Stored data
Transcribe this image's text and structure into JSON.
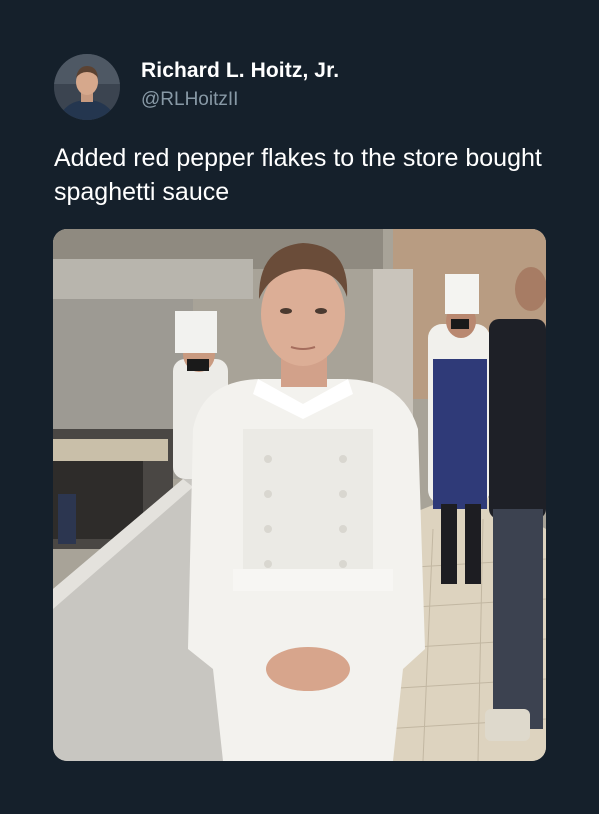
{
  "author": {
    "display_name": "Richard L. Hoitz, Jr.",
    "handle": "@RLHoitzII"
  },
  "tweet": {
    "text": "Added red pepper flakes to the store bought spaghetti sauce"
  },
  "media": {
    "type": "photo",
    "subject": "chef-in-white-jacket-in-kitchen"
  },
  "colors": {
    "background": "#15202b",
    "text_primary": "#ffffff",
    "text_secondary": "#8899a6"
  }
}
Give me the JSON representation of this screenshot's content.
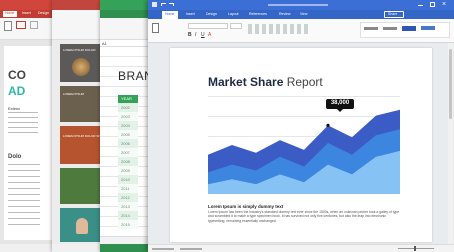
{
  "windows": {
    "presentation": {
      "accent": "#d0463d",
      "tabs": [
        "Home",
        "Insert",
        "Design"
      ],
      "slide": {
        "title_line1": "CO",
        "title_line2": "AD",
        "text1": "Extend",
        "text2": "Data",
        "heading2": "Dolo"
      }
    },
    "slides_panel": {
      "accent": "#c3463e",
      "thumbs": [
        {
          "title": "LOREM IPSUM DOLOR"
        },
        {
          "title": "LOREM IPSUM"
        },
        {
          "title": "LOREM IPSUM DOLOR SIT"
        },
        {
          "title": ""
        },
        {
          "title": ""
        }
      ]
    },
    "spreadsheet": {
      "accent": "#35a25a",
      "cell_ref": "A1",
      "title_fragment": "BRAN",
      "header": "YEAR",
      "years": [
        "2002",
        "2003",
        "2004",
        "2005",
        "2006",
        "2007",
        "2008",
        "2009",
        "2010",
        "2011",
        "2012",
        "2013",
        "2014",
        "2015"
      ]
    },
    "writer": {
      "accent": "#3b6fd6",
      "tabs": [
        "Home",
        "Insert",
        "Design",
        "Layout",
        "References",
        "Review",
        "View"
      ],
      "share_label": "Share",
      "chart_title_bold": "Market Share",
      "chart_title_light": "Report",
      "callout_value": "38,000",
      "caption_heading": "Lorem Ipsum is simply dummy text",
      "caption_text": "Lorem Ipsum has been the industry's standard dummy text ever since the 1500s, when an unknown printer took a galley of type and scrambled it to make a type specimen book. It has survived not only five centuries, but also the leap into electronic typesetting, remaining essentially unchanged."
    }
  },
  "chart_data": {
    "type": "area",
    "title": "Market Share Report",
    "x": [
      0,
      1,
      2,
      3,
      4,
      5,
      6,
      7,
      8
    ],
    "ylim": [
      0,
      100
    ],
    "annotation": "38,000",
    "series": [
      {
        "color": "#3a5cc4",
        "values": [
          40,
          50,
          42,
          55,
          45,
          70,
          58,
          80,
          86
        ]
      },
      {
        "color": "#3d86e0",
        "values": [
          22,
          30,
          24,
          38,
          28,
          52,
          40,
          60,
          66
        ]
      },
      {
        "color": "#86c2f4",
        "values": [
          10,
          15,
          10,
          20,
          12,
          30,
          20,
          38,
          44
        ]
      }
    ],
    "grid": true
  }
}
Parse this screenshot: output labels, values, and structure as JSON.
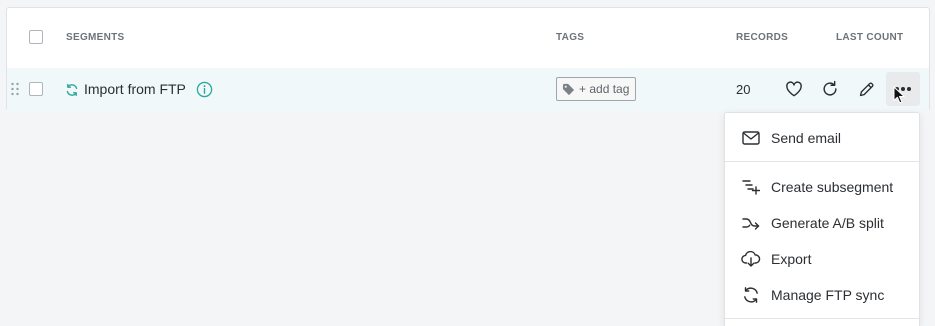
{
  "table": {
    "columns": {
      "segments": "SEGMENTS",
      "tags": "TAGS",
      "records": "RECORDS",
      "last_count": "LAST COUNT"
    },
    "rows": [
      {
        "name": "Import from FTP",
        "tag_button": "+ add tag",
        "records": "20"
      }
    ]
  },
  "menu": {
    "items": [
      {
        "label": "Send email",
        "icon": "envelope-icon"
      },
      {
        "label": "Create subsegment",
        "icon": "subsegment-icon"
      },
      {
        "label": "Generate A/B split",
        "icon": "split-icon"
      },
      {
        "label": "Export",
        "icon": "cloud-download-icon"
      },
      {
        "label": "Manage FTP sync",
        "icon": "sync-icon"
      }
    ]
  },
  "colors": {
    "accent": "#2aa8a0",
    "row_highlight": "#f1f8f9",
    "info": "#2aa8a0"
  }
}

What needs to be done
Take the listing and print it again exactly, but without any pictures.

Task result
Transcribe this image's text and structure into JSON.
{
  "author": {
    "display_name": "Richard L. Hoitz, Jr.",
    "handle": "@RLHoitzII"
  },
  "tweet": {
    "text": "Added red pepper flakes to the store bought spaghetti sauce"
  },
  "media": {
    "type": "photo",
    "subject": "chef-in-white-jacket-in-kitchen"
  },
  "colors": {
    "background": "#15202b",
    "text_primary": "#ffffff",
    "text_secondary": "#8899a6"
  }
}
Give me the JSON representation of this screenshot's content.
{
  "windows": {
    "presentation": {
      "accent": "#d0463d",
      "tabs": [
        "Home",
        "Insert",
        "Design"
      ],
      "slide": {
        "title_line1": "CO",
        "title_line2": "AD",
        "text1": "Extend",
        "text2": "Data",
        "heading2": "Dolo"
      }
    },
    "slides_panel": {
      "accent": "#c3463e",
      "thumbs": [
        {
          "title": "LOREM IPSUM DOLOR"
        },
        {
          "title": "LOREM IPSUM"
        },
        {
          "title": "LOREM IPSUM DOLOR SIT"
        },
        {
          "title": ""
        },
        {
          "title": ""
        }
      ]
    },
    "spreadsheet": {
      "accent": "#35a25a",
      "cell_ref": "A1",
      "title_fragment": "BRAN",
      "header": "YEAR",
      "years": [
        "2002",
        "2003",
        "2004",
        "2005",
        "2006",
        "2007",
        "2008",
        "2009",
        "2010",
        "2011",
        "2012",
        "2013",
        "2014",
        "2015"
      ]
    },
    "writer": {
      "accent": "#3b6fd6",
      "tabs": [
        "Home",
        "Insert",
        "Design",
        "Layout",
        "References",
        "Review",
        "View"
      ],
      "share_label": "Share",
      "chart_title_bold": "Market Share",
      "chart_title_light": "Report",
      "callout_value": "38,000",
      "caption_heading": "Lorem Ipsum is simply dummy text",
      "caption_text": "Lorem Ipsum has been the industry's standard dummy text ever since the 1500s, when an unknown printer took a galley of type and scrambled it to make a type specimen book. It has survived not only five centuries, but also the leap into electronic typesetting, remaining essentially unchanged."
    }
  },
  "chart_data": {
    "type": "area",
    "title": "Market Share Report",
    "x": [
      0,
      1,
      2,
      3,
      4,
      5,
      6,
      7,
      8
    ],
    "ylim": [
      0,
      100
    ],
    "annotation": "38,000",
    "series": [
      {
        "color": "#3a5cc4",
        "values": [
          40,
          50,
          42,
          55,
          45,
          70,
          58,
          80,
          86
        ]
      },
      {
        "color": "#3d86e0",
        "values": [
          22,
          30,
          24,
          38,
          28,
          52,
          40,
          60,
          66
        ]
      },
      {
        "color": "#86c2f4",
        "values": [
          10,
          15,
          10,
          20,
          12,
          30,
          20,
          38,
          44
        ]
      }
    ],
    "grid": true
  }
}
Parse this screenshot: output labels, values, and structure as JSON.
{
  "table": {
    "columns": {
      "segments": "SEGMENTS",
      "tags": "TAGS",
      "records": "RECORDS",
      "last_count": "LAST COUNT"
    },
    "rows": [
      {
        "name": "Import from FTP",
        "tag_button": "+ add tag",
        "records": "20"
      }
    ]
  },
  "menu": {
    "items": [
      {
        "label": "Send email",
        "icon": "envelope-icon"
      },
      {
        "label": "Create subsegment",
        "icon": "subsegment-icon"
      },
      {
        "label": "Generate A/B split",
        "icon": "split-icon"
      },
      {
        "label": "Export",
        "icon": "cloud-download-icon"
      },
      {
        "label": "Manage FTP sync",
        "icon": "sync-icon"
      }
    ]
  },
  "colors": {
    "accent": "#2aa8a0",
    "row_highlight": "#f1f8f9",
    "info": "#2aa8a0"
  }
}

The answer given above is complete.